Every line from the one with "Type out the text in this image." through the end of the records below should be restated word for word, and nothing outside that span.

### MATERIAL FOR THIS TASK
-- Begin --

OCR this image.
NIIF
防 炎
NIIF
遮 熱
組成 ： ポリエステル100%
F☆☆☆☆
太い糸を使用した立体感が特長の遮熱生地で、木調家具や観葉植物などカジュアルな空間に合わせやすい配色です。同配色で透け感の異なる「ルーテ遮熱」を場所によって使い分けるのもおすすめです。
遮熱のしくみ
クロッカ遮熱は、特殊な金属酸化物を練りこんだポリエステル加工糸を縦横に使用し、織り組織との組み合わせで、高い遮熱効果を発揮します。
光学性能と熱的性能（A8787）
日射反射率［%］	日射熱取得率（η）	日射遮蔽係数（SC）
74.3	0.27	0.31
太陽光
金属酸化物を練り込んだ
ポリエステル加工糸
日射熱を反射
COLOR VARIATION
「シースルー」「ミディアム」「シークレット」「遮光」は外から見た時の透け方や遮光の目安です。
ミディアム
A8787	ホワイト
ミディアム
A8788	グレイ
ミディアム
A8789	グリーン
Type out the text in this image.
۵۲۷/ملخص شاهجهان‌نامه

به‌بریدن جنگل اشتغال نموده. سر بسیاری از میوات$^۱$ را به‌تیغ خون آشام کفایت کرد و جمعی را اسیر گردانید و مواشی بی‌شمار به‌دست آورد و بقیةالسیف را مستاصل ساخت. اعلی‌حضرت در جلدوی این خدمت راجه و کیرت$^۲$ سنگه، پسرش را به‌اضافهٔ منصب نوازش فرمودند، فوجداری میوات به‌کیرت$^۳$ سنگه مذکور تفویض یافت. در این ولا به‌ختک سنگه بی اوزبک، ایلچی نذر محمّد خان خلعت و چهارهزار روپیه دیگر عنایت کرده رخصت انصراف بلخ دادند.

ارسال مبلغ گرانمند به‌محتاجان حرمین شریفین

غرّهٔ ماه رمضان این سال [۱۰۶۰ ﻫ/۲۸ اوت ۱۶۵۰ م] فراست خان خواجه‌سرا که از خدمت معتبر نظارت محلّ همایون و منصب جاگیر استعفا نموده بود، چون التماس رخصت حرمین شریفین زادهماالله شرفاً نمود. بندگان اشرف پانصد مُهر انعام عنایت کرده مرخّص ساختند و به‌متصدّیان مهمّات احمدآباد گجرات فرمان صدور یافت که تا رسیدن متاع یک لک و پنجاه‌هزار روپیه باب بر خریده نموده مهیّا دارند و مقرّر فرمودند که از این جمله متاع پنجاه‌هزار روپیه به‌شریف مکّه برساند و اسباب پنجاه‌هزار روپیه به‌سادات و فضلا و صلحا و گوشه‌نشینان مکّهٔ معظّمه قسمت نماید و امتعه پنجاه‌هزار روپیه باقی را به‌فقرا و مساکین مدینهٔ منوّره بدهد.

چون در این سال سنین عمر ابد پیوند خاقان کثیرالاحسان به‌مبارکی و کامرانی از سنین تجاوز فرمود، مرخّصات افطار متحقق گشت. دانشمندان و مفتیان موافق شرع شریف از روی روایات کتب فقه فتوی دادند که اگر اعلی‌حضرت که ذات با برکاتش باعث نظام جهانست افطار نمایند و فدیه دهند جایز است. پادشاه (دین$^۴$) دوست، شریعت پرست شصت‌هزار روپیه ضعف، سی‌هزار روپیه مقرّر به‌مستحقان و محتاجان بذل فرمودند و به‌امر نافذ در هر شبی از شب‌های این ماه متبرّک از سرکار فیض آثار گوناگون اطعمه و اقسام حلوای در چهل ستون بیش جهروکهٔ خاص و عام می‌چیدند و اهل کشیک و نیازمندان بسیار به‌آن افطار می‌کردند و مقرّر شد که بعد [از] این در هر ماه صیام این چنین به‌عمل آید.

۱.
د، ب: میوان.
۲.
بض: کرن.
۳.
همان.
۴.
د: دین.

-- End --

### RESPONSE TO THIS TASK
Type out the text in this image.
۵۲۷/ملخص شاهجهان‌نامه

به‌بریدن جنگل اشتغال نموده. سر بسیاری از میوات$^۱$ را به‌تیغ خون آشام کفایت کرد و جمعی را اسیر گردانید و مواشی بی‌شمار به‌دست آورد و بقیةالسیف را مستاصل ساخت. اعلی‌حضرت در جلدوی این خدمت راجه و کیرت$^۲$ سنگه، پسرش را به‌اضافهٔ منصب نوازش فرمودند، فوجداری میوات به‌کیرت$^۳$ سنگه مذکور تفویض یافت. در این ولا به‌ختک سنگه بی اوزبک، ایلچی نذر محمّد خان خلعت و چهارهزار روپیه دیگر عنایت کرده رخصت انصراف بلخ دادند.

ارسال مبلغ گرانمند به‌محتاجان حرمین شریفین

غرّهٔ ماه رمضان این سال [۱۰۶۰ ﻫ/۲۸ اوت ۱۶۵۰ م] فراست خان خواجه‌سرا که از خدمت معتبر نظارت محلّ همایون و منصب جاگیر استعفا نموده بود، چون التماس رخصت حرمین شریفین زادهماالله شرفاً نمود. بندگان اشرف پانصد مُهر انعام عنایت کرده مرخّص ساختند و به‌متصدّیان مهمّات احمدآباد گجرات فرمان صدور یافت که تا رسیدن متاع یک لک و پنجاه‌هزار روپیه باب بر خریده نموده مهیّا دارند و مقرّر فرمودند که از این جمله متاع پنجاه‌هزار روپیه به‌شریف مکّه برساند و اسباب پنجاه‌هزار روپیه به‌سادات و فضلا و صلحا و گوشه‌نشینان مکّهٔ معظّمه قسمت نماید و امتعه پنجاه‌هزار روپیه باقی را به‌فقرا و مساکین مدینهٔ منوّره بدهد.

چون در این سال سنین عمر ابد پیوند خاقان کثیرالاحسان به‌مبارکی و کامرانی از سنین تجاوز فرمود، مرخّصات افطار متحقق گشت. دانشمندان و مفتیان موافق شرع شریف از روی روایات کتب فقه فتوی دادند که اگر اعلی‌حضرت که ذات با برکاتش باعث نظام جهانست افطار نمایند و فدیه دهند جایز است. پادشاه (دین$^۴$) دوست، شریعت پرست شصت‌هزار روپیه ضعف، سی‌هزار روپیه مقرّر به‌مستحقان و محتاجان بذل فرمودند و به‌امر نافذ در هر شبی از شب‌های این ماه متبرّک از سرکار فیض آثار گوناگون اطعمه و اقسام حلوای در چهل ستون بیش جهروکهٔ خاص و عام می‌چیدند و اهل کشیک و نیازمندان بسیار به‌آن افطار می‌کردند و مقرّر شد که بعد [از] این در هر ماه صیام این چنین به‌عمل آید.

۱.
د، ب: میوان.
۲.
بض: کرن.
۳.
همان.
۴.
د: دین.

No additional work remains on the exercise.